Recorded data:

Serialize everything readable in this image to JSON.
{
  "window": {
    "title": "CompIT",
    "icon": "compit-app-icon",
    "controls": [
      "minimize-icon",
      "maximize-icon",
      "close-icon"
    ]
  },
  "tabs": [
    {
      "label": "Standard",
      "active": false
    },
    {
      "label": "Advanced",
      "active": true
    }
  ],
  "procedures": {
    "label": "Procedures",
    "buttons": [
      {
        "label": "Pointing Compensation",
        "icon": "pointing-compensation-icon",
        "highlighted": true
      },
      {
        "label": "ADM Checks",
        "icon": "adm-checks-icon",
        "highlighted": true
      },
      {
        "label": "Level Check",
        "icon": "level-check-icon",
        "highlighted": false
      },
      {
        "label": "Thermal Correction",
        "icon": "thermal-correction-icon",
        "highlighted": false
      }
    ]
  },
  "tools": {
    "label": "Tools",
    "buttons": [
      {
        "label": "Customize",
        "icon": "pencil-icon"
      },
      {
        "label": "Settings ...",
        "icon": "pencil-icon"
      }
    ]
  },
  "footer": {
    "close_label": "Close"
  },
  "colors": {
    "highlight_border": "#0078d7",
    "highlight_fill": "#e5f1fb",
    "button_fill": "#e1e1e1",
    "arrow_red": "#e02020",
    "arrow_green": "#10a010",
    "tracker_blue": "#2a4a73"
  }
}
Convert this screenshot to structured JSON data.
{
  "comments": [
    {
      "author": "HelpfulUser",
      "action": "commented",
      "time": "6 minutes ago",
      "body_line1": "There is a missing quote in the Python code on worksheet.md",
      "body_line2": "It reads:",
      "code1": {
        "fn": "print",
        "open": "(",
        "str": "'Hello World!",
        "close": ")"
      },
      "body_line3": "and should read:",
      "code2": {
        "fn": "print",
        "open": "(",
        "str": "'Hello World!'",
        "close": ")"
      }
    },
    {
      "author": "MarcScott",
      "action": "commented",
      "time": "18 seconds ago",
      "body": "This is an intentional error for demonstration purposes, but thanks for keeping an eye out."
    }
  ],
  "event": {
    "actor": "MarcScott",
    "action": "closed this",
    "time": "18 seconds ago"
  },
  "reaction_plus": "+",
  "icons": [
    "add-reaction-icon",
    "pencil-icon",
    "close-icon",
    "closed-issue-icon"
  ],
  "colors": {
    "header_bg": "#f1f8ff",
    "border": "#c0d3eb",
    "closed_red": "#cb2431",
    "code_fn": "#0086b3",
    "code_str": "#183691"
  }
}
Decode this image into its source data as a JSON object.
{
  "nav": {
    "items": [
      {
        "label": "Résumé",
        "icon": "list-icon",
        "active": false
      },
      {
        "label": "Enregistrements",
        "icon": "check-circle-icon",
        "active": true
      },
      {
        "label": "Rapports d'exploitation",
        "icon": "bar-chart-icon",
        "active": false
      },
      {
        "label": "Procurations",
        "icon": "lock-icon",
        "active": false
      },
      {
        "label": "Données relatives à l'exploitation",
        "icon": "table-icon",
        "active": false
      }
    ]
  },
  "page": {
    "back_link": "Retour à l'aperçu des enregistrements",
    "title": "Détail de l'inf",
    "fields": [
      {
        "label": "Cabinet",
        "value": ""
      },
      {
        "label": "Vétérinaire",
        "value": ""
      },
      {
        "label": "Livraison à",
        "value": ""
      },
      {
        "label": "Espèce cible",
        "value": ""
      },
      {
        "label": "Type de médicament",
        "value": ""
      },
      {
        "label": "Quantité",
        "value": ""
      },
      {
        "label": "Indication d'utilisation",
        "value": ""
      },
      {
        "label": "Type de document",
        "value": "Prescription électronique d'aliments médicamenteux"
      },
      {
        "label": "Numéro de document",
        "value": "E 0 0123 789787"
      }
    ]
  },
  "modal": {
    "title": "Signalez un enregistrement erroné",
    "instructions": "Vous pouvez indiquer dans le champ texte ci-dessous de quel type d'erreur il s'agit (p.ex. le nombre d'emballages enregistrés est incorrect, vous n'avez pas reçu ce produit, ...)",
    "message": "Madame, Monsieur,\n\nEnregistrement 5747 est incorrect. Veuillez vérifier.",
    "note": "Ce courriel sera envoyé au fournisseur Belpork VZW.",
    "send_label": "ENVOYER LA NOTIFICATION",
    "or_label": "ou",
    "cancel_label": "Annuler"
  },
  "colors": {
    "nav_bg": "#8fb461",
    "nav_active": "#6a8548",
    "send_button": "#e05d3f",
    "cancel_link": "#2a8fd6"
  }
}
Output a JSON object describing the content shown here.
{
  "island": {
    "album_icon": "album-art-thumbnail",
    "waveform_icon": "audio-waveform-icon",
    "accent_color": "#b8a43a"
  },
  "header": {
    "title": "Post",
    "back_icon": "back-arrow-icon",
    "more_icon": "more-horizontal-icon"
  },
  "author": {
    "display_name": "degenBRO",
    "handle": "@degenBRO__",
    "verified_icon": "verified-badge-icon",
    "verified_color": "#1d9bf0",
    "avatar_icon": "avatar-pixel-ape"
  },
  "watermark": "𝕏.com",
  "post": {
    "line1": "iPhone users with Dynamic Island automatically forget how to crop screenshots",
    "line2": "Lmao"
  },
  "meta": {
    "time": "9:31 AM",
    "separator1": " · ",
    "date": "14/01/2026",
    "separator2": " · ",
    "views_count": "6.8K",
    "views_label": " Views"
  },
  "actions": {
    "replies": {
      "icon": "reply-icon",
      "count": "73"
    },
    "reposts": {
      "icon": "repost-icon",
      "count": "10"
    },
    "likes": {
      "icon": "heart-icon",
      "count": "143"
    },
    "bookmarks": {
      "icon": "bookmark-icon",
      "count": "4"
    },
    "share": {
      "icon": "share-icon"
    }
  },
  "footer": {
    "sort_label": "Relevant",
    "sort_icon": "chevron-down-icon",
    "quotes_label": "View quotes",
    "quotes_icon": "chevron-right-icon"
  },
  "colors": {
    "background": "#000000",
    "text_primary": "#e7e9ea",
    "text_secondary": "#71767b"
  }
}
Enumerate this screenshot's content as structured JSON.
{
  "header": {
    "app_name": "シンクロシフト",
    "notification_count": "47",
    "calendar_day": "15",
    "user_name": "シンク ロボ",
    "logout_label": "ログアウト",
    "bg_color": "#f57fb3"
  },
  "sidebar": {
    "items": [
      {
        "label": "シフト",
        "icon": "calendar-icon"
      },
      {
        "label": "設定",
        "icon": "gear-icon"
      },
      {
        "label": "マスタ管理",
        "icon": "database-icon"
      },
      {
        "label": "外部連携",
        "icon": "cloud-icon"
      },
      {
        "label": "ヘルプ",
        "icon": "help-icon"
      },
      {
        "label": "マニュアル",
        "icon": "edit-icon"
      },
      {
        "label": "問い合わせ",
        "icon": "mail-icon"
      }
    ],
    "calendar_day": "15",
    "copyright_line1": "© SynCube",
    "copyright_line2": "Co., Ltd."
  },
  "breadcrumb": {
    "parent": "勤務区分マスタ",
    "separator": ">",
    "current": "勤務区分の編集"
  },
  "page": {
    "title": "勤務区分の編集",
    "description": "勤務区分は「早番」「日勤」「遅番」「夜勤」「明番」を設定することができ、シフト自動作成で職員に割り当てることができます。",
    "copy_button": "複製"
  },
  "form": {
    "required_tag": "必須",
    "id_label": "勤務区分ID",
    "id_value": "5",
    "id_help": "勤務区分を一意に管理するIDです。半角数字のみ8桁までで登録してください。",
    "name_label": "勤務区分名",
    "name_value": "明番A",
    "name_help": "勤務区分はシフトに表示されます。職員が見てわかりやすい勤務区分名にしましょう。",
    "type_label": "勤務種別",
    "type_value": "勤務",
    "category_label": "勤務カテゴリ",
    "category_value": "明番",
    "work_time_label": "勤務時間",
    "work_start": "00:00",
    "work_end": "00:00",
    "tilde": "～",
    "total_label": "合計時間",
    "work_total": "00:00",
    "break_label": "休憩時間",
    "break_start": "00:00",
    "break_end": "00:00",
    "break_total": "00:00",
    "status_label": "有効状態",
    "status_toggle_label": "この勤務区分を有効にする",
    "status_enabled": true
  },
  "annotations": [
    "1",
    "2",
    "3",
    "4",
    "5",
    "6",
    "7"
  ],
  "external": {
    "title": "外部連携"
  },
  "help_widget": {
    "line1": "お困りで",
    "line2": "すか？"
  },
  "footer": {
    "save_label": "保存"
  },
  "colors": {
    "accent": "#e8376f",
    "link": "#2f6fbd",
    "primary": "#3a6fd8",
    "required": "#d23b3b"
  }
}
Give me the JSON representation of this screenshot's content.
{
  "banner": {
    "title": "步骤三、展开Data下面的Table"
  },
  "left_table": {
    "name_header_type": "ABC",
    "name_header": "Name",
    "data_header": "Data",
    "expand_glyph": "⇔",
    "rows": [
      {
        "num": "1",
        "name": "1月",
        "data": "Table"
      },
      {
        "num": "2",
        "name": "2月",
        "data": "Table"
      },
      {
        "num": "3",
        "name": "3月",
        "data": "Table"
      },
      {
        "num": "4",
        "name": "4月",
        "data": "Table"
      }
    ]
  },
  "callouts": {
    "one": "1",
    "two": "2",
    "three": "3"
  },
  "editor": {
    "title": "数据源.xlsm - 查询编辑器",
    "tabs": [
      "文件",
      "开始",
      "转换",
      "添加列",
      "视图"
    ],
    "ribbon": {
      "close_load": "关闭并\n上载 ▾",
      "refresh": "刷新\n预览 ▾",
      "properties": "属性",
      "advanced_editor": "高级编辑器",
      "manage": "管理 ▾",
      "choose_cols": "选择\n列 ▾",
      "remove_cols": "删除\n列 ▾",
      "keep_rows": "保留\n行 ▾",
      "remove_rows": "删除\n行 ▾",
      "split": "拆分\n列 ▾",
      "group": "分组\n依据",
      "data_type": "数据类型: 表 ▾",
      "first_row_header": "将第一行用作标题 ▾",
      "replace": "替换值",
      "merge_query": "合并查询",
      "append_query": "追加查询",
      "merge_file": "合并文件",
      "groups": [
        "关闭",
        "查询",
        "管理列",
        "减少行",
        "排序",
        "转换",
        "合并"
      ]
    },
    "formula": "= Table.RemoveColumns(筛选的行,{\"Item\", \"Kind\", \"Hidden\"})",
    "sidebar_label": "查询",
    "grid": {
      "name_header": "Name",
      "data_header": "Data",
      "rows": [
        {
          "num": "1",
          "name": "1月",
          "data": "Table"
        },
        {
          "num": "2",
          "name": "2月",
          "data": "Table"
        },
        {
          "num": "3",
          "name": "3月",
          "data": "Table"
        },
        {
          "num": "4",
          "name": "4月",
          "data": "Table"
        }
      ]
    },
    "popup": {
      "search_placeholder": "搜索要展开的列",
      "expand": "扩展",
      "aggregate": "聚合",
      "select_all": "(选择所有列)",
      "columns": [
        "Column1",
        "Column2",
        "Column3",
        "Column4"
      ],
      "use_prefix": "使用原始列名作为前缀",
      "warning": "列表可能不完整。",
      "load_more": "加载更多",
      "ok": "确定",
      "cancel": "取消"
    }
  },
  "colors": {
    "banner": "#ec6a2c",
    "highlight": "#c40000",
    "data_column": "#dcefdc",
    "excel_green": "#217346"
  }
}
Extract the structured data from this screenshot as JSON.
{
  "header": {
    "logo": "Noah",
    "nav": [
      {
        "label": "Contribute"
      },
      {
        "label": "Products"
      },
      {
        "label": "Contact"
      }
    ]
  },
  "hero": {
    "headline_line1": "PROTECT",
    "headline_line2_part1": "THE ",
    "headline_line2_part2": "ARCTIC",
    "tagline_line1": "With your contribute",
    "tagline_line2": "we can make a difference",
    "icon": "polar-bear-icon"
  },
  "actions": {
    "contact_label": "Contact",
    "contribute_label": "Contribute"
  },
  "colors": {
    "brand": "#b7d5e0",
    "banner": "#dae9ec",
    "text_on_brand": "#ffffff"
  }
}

Your instructions: Identify the lines of the entries containing the string "document". Copy each such line.

Complete response:
        "label": "Type de document",
        "label": "Numéro de document",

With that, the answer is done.